§ DIRECTION
Set out the item below as a numbered list, one line per entry, skipping any blank lines.

§ EXERCISE DATA
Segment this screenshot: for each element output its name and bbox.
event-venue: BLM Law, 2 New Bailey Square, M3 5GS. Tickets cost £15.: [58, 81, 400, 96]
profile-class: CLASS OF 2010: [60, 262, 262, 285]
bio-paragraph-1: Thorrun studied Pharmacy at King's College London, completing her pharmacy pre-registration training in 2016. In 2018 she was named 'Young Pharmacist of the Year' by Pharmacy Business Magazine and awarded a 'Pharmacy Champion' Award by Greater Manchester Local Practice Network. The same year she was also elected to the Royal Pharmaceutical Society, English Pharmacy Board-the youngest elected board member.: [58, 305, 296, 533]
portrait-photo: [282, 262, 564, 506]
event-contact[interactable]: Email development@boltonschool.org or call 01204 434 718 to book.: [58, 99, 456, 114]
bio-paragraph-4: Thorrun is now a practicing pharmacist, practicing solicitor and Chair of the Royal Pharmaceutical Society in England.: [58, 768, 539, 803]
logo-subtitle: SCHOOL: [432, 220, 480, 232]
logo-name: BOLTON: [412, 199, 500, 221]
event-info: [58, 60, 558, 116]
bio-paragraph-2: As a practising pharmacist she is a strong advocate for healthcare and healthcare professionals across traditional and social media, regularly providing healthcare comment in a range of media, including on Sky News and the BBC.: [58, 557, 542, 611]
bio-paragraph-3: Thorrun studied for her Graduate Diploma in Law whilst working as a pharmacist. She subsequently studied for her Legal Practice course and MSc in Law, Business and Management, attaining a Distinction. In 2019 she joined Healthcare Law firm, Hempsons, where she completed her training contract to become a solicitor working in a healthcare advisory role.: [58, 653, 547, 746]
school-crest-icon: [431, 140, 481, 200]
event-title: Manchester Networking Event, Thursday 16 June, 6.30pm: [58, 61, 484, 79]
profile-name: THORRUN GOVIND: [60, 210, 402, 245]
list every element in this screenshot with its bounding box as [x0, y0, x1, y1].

§ SOLUTION TO THIS EXERCISE
1. Segment this screenshot: for each element output its name and bbox.
2. event-venue: BLM Law, 2 New Bailey Square, M3 5GS. Tickets cost £15.: [58, 81, 400, 96]
3. profile-class: CLASS OF 2010: [60, 262, 262, 285]
4. bio-paragraph-1: Thorrun studied Pharmacy at King's College London, completing her pharmacy pre-registration training in 2016. In 2018 she was named 'Young Pharmacist of the Year' by Pharmacy Business Magazine and awarded a 'Pharmacy Champion' Award by Greater Manchester Local Practice Network. The same year she was also elected to the Royal Pharmaceutical Society, English Pharmacy Board-the youngest elected board member.: [58, 305, 296, 533]
5. portrait-photo: [282, 262, 564, 506]
6. event-contact[interactable]: Email development@boltonschool.org or call 01204 434 718 to book.: [58, 99, 456, 114]
7. bio-paragraph-4: Thorrun is now a practicing pharmacist, practicing solicitor and Chair of the Royal Pharmaceutical Society in England.: [58, 768, 539, 803]
8. logo-subtitle: SCHOOL: [432, 220, 480, 232]
9. logo-name: BOLTON: [412, 199, 500, 221]
10. event-info: [58, 60, 558, 116]
11. bio-paragraph-2: As a practising pharmacist she is a strong advocate for healthcare and healthcare professionals across traditional and social media, regularly providing healthcare comment in a range of media, including on Sky News and the BBC.: [58, 557, 542, 611]
12. bio-paragraph-3: Thorrun studied for her Graduate Diploma in Law whilst working as a pharmacist. She subsequently studied for her Legal Practice course and MSc in Law, Business and Management, attaining a Distinction. In 2019 she joined Healthcare Law firm, Hempsons, where she completed her training contract to become a solicitor working in a healthcare advisory role.: [58, 653, 547, 746]
13. school-crest-icon: [431, 140, 481, 200]
14. event-title: Manchester Networking Event, Thursday 16 June, 6.30pm: [58, 61, 484, 79]
15. profile-name: THORRUN GOVIND: [60, 210, 402, 245]
16. list every element in this screenshot with its bounding box as [x0, y0, x1, y1].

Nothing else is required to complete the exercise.